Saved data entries
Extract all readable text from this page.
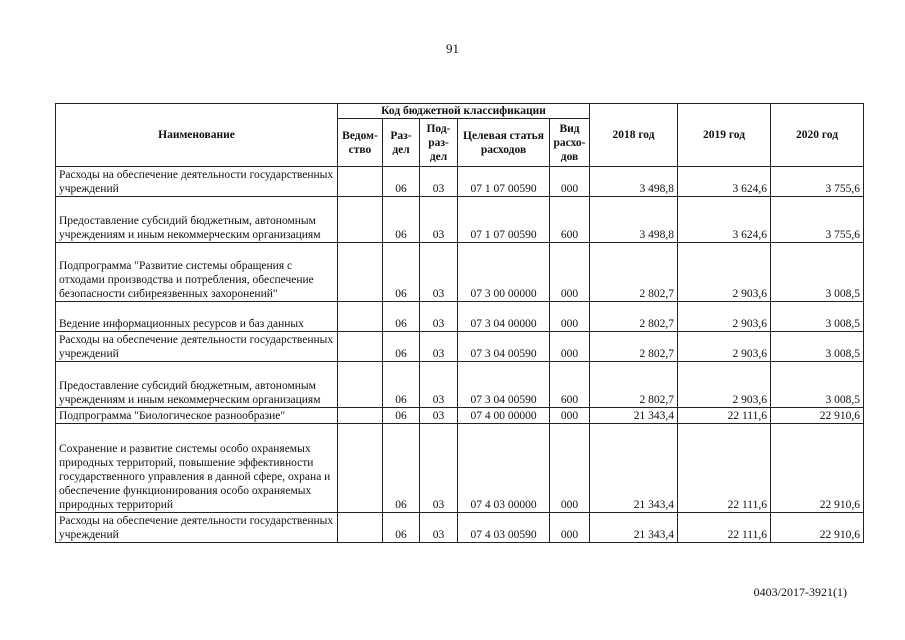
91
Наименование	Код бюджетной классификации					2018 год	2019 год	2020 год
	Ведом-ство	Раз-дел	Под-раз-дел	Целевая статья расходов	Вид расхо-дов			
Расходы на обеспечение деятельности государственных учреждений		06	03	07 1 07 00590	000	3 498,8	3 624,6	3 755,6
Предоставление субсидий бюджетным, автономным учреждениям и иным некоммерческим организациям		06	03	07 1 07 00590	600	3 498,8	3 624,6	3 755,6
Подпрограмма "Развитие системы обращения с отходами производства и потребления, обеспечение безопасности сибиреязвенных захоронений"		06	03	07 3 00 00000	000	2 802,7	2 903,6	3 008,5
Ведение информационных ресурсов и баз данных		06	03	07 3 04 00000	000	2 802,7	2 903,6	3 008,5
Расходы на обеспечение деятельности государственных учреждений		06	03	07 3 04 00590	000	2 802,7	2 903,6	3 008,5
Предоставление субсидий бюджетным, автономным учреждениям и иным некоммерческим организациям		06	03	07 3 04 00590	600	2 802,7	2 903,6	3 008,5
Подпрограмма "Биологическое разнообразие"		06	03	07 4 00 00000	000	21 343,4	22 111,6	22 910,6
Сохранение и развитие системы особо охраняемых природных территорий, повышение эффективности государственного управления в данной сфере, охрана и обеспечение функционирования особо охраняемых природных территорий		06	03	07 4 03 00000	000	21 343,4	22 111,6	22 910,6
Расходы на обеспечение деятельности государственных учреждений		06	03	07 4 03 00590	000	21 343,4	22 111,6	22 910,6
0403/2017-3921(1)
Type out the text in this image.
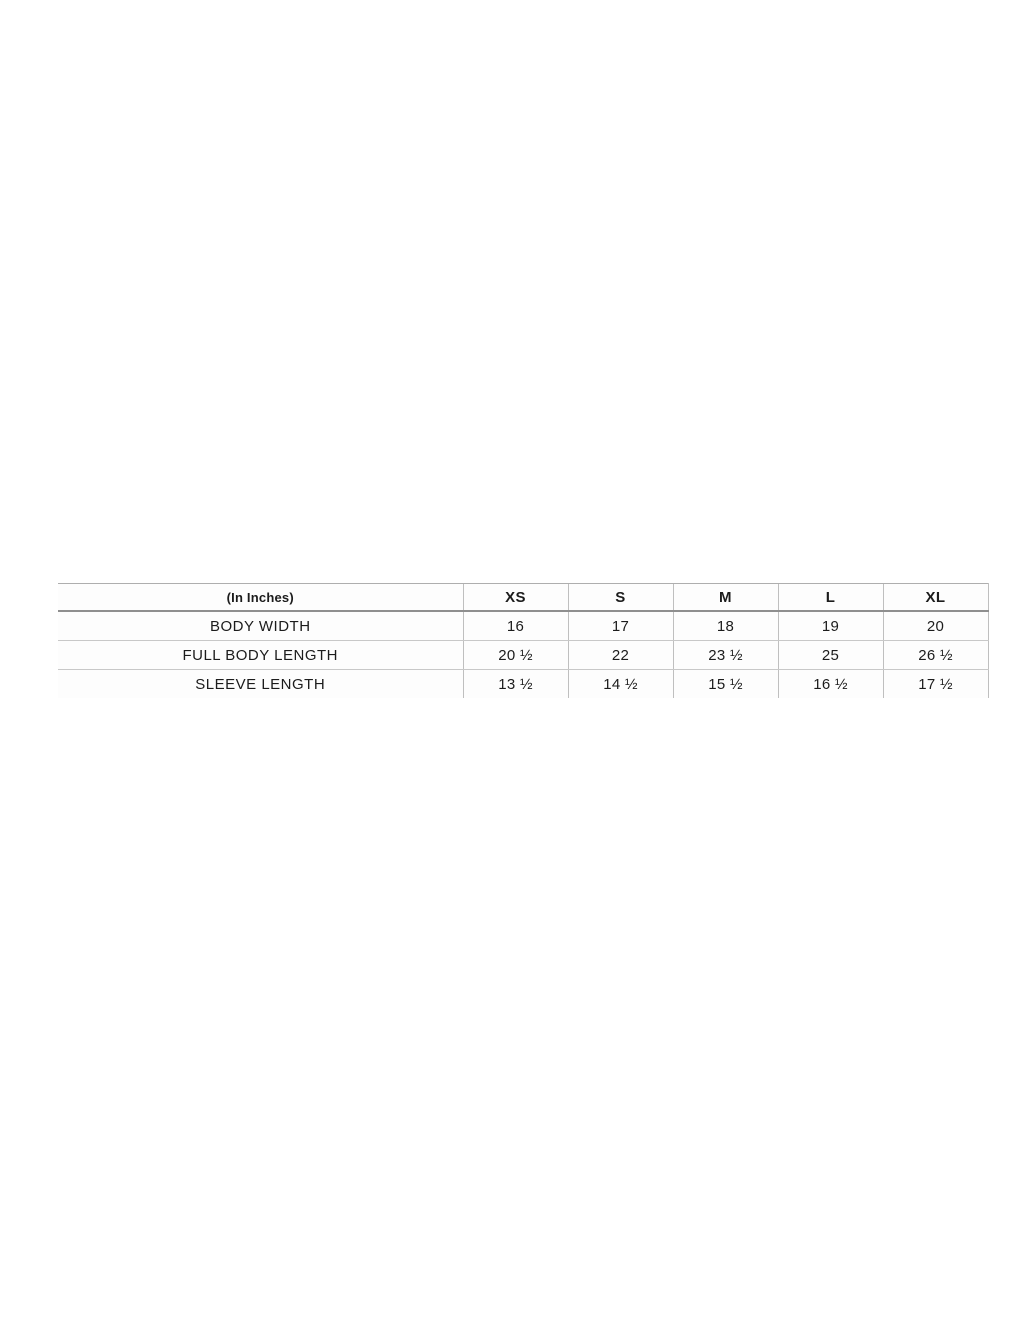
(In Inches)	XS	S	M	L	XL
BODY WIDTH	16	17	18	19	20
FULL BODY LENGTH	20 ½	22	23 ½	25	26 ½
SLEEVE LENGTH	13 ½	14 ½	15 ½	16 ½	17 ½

§ PROBLEM TO SOLVE
Starting at the line that holds "Type out the text in this image.", copy each line exactly through the end of the listing, both ends included. Leave the pictures out.

§ FULL SOLUTION
Type out the text in this image.
(In Inches)	XS	S	M	L	XL
BODY WIDTH	16	17	18	19	20
FULL BODY LENGTH	20 ½	22	23 ½	25	26 ½
SLEEVE LENGTH	13 ½	14 ½	15 ½	16 ½	17 ½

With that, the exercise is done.